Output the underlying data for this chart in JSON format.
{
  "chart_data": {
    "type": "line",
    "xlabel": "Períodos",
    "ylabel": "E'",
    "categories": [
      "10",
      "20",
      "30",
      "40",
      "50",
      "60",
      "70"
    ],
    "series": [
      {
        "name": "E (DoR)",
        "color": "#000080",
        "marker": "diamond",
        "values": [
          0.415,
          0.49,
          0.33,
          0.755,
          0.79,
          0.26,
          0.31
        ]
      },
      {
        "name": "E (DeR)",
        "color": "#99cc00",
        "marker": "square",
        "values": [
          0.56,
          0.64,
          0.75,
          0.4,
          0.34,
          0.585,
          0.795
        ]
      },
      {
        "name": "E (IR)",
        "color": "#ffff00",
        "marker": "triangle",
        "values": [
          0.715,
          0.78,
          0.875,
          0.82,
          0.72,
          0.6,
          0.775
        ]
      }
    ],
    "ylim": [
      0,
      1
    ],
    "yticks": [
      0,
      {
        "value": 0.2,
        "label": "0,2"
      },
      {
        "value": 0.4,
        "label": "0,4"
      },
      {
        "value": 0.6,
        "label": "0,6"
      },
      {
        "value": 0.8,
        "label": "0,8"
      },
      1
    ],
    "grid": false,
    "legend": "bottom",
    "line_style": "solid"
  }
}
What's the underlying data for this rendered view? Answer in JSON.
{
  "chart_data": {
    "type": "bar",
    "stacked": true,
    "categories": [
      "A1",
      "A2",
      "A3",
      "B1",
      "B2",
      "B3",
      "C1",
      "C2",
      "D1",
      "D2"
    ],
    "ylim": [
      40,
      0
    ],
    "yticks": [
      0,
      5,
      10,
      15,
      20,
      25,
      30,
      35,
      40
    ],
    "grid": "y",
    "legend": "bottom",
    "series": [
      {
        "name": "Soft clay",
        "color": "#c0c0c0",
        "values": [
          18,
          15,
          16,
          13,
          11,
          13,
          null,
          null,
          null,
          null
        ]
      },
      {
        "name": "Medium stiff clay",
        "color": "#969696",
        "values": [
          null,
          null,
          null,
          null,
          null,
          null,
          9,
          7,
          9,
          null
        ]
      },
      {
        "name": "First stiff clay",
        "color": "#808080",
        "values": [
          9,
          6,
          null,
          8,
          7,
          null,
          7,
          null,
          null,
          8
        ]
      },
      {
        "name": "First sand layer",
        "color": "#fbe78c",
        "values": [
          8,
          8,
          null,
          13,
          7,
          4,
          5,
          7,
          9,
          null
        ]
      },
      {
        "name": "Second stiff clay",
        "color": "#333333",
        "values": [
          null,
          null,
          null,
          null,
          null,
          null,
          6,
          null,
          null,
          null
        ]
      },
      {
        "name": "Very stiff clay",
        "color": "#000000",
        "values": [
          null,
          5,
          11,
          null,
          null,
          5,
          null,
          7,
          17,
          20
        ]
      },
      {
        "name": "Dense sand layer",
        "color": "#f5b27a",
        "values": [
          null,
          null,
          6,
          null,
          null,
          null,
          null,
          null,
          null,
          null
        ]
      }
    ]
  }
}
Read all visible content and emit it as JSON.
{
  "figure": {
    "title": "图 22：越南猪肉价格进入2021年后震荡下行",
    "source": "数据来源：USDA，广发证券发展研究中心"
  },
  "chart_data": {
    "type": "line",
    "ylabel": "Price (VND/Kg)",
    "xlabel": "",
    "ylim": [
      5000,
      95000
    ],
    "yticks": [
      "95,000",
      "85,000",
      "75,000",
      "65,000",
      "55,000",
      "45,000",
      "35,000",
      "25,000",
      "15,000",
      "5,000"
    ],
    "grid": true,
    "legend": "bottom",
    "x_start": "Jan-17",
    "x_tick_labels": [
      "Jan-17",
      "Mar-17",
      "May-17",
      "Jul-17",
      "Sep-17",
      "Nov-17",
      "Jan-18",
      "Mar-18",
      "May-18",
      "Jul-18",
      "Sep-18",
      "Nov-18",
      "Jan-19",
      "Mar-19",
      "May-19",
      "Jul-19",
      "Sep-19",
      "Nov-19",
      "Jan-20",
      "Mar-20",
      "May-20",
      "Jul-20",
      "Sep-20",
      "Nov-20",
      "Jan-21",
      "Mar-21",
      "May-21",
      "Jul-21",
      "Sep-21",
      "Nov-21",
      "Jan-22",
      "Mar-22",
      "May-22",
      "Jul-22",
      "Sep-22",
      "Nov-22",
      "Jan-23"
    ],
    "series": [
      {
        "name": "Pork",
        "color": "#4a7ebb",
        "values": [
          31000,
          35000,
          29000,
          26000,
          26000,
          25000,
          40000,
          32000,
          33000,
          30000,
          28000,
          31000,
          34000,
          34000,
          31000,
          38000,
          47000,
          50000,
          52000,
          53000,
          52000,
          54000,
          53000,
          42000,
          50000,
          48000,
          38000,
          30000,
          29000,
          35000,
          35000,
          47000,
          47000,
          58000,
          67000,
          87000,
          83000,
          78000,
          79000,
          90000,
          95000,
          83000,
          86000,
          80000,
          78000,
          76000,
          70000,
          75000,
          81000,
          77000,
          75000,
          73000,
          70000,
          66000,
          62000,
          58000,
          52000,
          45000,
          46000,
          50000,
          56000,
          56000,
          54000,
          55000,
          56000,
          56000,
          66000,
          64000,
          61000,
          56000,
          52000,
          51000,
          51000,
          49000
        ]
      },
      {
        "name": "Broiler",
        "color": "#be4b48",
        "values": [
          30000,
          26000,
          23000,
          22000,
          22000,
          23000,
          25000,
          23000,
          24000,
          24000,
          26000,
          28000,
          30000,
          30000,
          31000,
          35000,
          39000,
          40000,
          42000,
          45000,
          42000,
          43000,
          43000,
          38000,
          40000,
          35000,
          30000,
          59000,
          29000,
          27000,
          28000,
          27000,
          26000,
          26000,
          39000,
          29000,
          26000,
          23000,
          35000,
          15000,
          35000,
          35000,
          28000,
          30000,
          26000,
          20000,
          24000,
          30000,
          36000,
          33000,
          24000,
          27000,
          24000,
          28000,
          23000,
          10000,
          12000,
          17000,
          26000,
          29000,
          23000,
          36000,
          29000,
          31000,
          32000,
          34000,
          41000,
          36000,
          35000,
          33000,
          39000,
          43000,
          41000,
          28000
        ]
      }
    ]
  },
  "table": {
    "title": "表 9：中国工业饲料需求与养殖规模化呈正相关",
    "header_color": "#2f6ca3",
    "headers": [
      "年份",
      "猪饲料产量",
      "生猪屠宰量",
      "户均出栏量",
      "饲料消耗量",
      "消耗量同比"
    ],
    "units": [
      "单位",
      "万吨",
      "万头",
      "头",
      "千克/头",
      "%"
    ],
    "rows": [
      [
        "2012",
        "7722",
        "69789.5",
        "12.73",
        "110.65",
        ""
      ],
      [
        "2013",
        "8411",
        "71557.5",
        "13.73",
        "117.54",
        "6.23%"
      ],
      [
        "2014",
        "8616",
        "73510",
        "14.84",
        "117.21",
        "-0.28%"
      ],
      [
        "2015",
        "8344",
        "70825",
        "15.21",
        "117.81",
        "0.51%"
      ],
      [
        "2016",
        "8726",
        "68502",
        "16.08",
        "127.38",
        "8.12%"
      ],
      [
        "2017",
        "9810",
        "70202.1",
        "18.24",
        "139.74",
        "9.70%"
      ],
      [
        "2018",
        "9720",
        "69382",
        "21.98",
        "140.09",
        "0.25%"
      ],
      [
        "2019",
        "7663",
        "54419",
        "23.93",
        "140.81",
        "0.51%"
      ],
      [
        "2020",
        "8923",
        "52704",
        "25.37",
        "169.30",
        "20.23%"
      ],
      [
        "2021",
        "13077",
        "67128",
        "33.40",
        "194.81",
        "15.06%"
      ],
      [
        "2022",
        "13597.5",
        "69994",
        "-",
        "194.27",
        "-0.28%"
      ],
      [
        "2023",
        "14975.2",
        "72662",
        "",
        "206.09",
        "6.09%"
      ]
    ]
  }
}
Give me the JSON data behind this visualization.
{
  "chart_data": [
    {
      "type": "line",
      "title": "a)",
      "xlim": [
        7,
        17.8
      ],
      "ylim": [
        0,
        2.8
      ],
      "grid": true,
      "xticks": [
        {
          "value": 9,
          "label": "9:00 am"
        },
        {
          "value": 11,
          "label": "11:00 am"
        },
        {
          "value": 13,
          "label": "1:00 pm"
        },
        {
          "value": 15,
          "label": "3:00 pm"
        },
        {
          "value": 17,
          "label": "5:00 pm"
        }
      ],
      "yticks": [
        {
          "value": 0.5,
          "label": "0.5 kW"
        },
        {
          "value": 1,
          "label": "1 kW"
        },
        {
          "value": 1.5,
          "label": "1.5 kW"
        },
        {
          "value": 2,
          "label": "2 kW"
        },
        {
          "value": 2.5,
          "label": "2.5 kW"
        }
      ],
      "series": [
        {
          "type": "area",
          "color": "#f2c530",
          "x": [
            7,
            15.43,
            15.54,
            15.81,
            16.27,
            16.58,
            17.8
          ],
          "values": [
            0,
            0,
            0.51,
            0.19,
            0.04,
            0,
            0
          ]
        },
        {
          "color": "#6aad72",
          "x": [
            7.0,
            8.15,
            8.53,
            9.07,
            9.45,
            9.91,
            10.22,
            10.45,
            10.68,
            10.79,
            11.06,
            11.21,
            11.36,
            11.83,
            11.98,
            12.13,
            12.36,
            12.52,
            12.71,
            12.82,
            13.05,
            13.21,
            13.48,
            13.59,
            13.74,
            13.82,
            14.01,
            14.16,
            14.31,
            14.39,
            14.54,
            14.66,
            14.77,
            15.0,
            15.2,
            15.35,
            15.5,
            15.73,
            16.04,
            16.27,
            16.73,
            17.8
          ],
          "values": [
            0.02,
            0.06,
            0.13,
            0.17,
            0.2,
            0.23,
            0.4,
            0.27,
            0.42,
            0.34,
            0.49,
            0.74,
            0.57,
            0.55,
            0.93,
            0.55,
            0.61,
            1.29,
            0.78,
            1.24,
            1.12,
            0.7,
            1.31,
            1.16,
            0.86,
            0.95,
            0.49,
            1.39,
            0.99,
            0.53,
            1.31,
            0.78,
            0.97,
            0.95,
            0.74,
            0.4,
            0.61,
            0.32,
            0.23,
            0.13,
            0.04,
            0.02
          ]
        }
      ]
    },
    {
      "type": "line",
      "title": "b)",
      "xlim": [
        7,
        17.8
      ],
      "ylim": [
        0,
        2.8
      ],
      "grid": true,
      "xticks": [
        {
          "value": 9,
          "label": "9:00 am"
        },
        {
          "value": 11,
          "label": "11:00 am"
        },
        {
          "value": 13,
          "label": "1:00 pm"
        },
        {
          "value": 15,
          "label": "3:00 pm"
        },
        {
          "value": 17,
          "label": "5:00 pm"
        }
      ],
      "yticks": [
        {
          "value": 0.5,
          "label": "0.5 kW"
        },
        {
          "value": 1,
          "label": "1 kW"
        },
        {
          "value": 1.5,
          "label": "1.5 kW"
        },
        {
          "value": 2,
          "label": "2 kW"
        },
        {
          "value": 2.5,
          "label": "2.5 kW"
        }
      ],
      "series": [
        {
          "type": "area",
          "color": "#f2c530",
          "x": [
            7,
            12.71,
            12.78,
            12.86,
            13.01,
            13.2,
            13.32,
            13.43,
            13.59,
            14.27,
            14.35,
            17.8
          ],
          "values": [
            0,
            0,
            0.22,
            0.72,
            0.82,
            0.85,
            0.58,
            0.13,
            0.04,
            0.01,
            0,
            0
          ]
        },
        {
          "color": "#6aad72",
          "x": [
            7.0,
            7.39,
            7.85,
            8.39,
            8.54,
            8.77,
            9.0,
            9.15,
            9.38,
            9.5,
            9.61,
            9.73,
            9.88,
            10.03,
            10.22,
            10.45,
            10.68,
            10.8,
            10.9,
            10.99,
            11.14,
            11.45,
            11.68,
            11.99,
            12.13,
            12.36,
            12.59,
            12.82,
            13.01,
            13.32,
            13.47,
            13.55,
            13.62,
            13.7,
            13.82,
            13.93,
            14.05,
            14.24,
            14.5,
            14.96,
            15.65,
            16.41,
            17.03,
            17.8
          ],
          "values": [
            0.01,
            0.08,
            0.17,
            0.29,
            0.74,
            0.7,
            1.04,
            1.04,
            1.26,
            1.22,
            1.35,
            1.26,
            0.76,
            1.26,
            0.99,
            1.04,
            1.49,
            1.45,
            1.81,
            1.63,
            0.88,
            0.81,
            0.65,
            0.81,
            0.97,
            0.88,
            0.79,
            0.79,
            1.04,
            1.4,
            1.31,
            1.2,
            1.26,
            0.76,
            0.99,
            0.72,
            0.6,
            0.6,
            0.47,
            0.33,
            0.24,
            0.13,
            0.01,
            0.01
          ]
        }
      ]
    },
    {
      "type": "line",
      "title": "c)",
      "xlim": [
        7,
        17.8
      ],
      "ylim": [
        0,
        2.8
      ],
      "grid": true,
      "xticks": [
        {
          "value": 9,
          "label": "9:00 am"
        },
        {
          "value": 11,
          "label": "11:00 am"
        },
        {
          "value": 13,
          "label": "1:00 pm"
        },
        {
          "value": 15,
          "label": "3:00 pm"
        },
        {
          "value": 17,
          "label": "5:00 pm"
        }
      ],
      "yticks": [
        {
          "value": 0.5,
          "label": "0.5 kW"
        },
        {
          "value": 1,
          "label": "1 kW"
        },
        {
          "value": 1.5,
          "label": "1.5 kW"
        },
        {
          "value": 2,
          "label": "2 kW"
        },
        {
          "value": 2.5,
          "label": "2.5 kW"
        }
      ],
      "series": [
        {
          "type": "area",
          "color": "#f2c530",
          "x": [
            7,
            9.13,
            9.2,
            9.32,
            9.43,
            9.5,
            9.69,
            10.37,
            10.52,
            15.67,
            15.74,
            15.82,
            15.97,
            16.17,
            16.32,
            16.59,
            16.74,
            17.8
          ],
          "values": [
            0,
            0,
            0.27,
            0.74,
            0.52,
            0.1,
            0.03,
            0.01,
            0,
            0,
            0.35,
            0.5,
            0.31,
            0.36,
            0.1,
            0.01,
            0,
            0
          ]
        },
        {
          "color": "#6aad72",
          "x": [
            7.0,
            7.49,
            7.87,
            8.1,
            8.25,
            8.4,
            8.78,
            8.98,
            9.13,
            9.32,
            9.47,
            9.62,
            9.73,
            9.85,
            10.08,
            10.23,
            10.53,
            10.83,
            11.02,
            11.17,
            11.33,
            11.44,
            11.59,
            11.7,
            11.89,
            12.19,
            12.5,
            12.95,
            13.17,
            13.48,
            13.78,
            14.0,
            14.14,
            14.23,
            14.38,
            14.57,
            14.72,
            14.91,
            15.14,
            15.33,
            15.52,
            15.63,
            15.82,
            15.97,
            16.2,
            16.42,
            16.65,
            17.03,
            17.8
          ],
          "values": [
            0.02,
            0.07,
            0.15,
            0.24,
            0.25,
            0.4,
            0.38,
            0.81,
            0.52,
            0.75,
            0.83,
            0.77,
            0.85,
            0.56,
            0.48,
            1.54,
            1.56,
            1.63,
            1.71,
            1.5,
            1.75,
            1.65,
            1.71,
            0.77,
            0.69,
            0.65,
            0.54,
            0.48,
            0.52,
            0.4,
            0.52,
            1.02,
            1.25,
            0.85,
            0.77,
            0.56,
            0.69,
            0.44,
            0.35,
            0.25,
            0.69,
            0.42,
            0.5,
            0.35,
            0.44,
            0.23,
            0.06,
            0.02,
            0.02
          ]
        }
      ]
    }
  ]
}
•••
Pick every line with "marker" in it and copy it.

:: ANSWER TO THIS EXERCISE ::
        "marker": "diamond",
        "marker": "square",
        "marker": "triangle",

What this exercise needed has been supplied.